> EXERCISE TASK:
The listing below should be copied in full, word for word.

Stored records:

★ ★ ★ ★ ★ ★ ★

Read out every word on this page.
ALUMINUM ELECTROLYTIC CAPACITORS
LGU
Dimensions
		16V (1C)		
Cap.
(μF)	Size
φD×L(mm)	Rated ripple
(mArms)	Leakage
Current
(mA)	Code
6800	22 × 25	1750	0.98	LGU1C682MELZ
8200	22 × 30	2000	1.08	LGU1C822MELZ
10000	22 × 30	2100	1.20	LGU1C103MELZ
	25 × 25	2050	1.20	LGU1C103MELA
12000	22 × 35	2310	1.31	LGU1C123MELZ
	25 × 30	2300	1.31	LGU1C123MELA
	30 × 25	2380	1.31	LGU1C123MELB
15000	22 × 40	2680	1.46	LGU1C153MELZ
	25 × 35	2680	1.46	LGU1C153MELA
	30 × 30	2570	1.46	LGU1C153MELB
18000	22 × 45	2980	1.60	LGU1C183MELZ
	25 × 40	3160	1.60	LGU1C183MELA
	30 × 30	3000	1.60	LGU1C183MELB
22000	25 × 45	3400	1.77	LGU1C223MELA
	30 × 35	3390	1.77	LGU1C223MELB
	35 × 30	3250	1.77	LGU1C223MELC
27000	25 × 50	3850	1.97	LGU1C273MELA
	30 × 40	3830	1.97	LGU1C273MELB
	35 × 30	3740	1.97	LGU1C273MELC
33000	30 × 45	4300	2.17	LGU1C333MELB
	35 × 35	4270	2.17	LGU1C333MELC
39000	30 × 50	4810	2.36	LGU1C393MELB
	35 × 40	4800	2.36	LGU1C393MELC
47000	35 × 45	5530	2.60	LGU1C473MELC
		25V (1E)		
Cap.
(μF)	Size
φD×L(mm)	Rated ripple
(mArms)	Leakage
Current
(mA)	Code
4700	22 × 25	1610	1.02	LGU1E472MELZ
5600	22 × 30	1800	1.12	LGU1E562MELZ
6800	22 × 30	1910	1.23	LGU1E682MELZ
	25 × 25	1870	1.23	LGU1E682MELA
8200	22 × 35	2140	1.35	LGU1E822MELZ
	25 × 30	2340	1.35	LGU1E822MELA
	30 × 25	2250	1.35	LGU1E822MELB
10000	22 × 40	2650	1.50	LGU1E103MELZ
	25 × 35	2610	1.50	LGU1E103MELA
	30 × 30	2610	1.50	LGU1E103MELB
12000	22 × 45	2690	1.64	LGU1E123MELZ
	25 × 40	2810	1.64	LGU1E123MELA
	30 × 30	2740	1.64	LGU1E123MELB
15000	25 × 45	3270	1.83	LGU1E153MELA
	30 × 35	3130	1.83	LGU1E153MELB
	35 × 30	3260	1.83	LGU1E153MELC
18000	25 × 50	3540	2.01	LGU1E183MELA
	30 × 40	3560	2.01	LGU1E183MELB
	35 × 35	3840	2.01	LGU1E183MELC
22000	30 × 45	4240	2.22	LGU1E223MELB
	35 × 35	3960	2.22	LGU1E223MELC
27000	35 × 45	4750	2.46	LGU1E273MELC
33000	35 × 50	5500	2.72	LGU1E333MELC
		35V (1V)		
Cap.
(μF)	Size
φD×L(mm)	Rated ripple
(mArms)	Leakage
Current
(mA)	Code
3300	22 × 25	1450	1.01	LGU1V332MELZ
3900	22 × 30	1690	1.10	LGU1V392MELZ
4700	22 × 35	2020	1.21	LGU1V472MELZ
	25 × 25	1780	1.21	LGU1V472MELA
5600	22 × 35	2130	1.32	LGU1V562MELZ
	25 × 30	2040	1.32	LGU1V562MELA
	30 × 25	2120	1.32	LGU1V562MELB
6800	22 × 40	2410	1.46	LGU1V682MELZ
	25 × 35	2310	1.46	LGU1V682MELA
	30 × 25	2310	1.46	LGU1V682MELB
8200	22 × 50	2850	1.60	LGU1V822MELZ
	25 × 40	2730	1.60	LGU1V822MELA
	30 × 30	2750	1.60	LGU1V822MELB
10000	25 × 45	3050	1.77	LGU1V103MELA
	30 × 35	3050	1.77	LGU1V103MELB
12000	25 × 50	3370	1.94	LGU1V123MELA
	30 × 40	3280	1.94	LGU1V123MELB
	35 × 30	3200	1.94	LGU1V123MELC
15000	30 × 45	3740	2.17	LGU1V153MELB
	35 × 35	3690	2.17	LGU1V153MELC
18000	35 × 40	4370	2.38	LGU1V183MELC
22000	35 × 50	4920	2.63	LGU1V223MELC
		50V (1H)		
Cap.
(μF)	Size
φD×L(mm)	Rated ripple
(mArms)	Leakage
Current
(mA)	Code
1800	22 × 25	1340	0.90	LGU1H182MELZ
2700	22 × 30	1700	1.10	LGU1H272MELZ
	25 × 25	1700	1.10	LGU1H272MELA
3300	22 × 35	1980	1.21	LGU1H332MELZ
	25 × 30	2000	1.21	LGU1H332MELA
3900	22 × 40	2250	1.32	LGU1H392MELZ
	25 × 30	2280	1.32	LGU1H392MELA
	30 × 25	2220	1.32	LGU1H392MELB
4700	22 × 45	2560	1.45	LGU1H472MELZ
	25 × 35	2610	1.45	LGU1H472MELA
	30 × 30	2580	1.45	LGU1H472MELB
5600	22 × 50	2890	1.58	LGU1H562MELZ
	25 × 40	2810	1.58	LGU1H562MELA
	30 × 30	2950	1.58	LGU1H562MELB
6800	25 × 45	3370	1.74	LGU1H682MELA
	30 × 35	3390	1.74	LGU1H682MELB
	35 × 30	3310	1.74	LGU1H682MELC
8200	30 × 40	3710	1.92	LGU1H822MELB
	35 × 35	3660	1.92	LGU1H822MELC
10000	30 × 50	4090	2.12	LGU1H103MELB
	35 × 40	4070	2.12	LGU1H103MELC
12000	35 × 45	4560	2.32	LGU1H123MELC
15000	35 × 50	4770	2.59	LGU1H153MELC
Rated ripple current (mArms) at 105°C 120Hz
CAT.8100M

★ ★ ★ ★ ★ ★ ★

> PROBLEM SOLUTION:
Read out every word on this page.
ALUMINUM ELECTROLYTIC CAPACITORS
LGU
Dimensions
		16V (1C)		
Cap.
(μF)	Size
φD×L(mm)	Rated ripple
(mArms)	Leakage
Current
(mA)	Code
6800	22 × 25	1750	0.98	LGU1C682MELZ
8200	22 × 30	2000	1.08	LGU1C822MELZ
10000	22 × 30	2100	1.20	LGU1C103MELZ
	25 × 25	2050	1.20	LGU1C103MELA
12000	22 × 35	2310	1.31	LGU1C123MELZ
	25 × 30	2300	1.31	LGU1C123MELA
	30 × 25	2380	1.31	LGU1C123MELB
15000	22 × 40	2680	1.46	LGU1C153MELZ
	25 × 35	2680	1.46	LGU1C153MELA
	30 × 30	2570	1.46	LGU1C153MELB
18000	22 × 45	2980	1.60	LGU1C183MELZ
	25 × 40	3160	1.60	LGU1C183MELA
	30 × 30	3000	1.60	LGU1C183MELB
22000	25 × 45	3400	1.77	LGU1C223MELA
	30 × 35	3390	1.77	LGU1C223MELB
	35 × 30	3250	1.77	LGU1C223MELC
27000	25 × 50	3850	1.97	LGU1C273MELA
	30 × 40	3830	1.97	LGU1C273MELB
	35 × 30	3740	1.97	LGU1C273MELC
33000	30 × 45	4300	2.17	LGU1C333MELB
	35 × 35	4270	2.17	LGU1C333MELC
39000	30 × 50	4810	2.36	LGU1C393MELB
	35 × 40	4800	2.36	LGU1C393MELC
47000	35 × 45	5530	2.60	LGU1C473MELC
		25V (1E)		
Cap.
(μF)	Size
φD×L(mm)	Rated ripple
(mArms)	Leakage
Current
(mA)	Code
4700	22 × 25	1610	1.02	LGU1E472MELZ
5600	22 × 30	1800	1.12	LGU1E562MELZ
6800	22 × 30	1910	1.23	LGU1E682MELZ
	25 × 25	1870	1.23	LGU1E682MELA
8200	22 × 35	2140	1.35	LGU1E822MELZ
	25 × 30	2340	1.35	LGU1E822MELA
	30 × 25	2250	1.35	LGU1E822MELB
10000	22 × 40	2650	1.50	LGU1E103MELZ
	25 × 35	2610	1.50	LGU1E103MELA
	30 × 30	2610	1.50	LGU1E103MELB
12000	22 × 45	2690	1.64	LGU1E123MELZ
	25 × 40	2810	1.64	LGU1E123MELA
	30 × 30	2740	1.64	LGU1E123MELB
15000	25 × 45	3270	1.83	LGU1E153MELA
	30 × 35	3130	1.83	LGU1E153MELB
	35 × 30	3260	1.83	LGU1E153MELC
18000	25 × 50	3540	2.01	LGU1E183MELA
	30 × 40	3560	2.01	LGU1E183MELB
	35 × 35	3840	2.01	LGU1E183MELC
22000	30 × 45	4240	2.22	LGU1E223MELB
	35 × 35	3960	2.22	LGU1E223MELC
27000	35 × 45	4750	2.46	LGU1E273MELC
33000	35 × 50	5500	2.72	LGU1E333MELC
		35V (1V)		
Cap.
(μF)	Size
φD×L(mm)	Rated ripple
(mArms)	Leakage
Current
(mA)	Code
3300	22 × 25	1450	1.01	LGU1V332MELZ
3900	22 × 30	1690	1.10	LGU1V392MELZ
4700	22 × 35	2020	1.21	LGU1V472MELZ
	25 × 25	1780	1.21	LGU1V472MELA
5600	22 × 35	2130	1.32	LGU1V562MELZ
	25 × 30	2040	1.32	LGU1V562MELA
	30 × 25	2120	1.32	LGU1V562MELB
6800	22 × 40	2410	1.46	LGU1V682MELZ
	25 × 35	2310	1.46	LGU1V682MELA
	30 × 25	2310	1.46	LGU1V682MELB
8200	22 × 50	2850	1.60	LGU1V822MELZ
	25 × 40	2730	1.60	LGU1V822MELA
	30 × 30	2750	1.60	LGU1V822MELB
10000	25 × 45	3050	1.77	LGU1V103MELA
	30 × 35	3050	1.77	LGU1V103MELB
12000	25 × 50	3370	1.94	LGU1V123MELA
	30 × 40	3280	1.94	LGU1V123MELB
	35 × 30	3200	1.94	LGU1V123MELC
15000	30 × 45	3740	2.17	LGU1V153MELB
	35 × 35	3690	2.17	LGU1V153MELC
18000	35 × 40	4370	2.38	LGU1V183MELC
22000	35 × 50	4920	2.63	LGU1V223MELC
		50V (1H)		
Cap.
(μF)	Size
φD×L(mm)	Rated ripple
(mArms)	Leakage
Current
(mA)	Code
1800	22 × 25	1340	0.90	LGU1H182MELZ
2700	22 × 30	1700	1.10	LGU1H272MELZ
	25 × 25	1700	1.10	LGU1H272MELA
3300	22 × 35	1980	1.21	LGU1H332MELZ
	25 × 30	2000	1.21	LGU1H332MELA
3900	22 × 40	2250	1.32	LGU1H392MELZ
	25 × 30	2280	1.32	LGU1H392MELA
	30 × 25	2220	1.32	LGU1H392MELB
4700	22 × 45	2560	1.45	LGU1H472MELZ
	25 × 35	2610	1.45	LGU1H472MELA
	30 × 30	2580	1.45	LGU1H472MELB
5600	22 × 50	2890	1.58	LGU1H562MELZ
	25 × 40	2810	1.58	LGU1H562MELA
	30 × 30	2950	1.58	LGU1H562MELB
6800	25 × 45	3370	1.74	LGU1H682MELA
	30 × 35	3390	1.74	LGU1H682MELB
	35 × 30	3310	1.74	LGU1H682MELC
8200	30 × 40	3710	1.92	LGU1H822MELB
	35 × 35	3660	1.92	LGU1H822MELC
10000	30 × 50	4090	2.12	LGU1H103MELB
	35 × 40	4070	2.12	LGU1H103MELC
12000	35 × 45	4560	2.32	LGU1H123MELC
15000	35 × 50	4770	2.59	LGU1H153MELC
Rated ripple current (mArms) at 105°C 120Hz
CAT.8100M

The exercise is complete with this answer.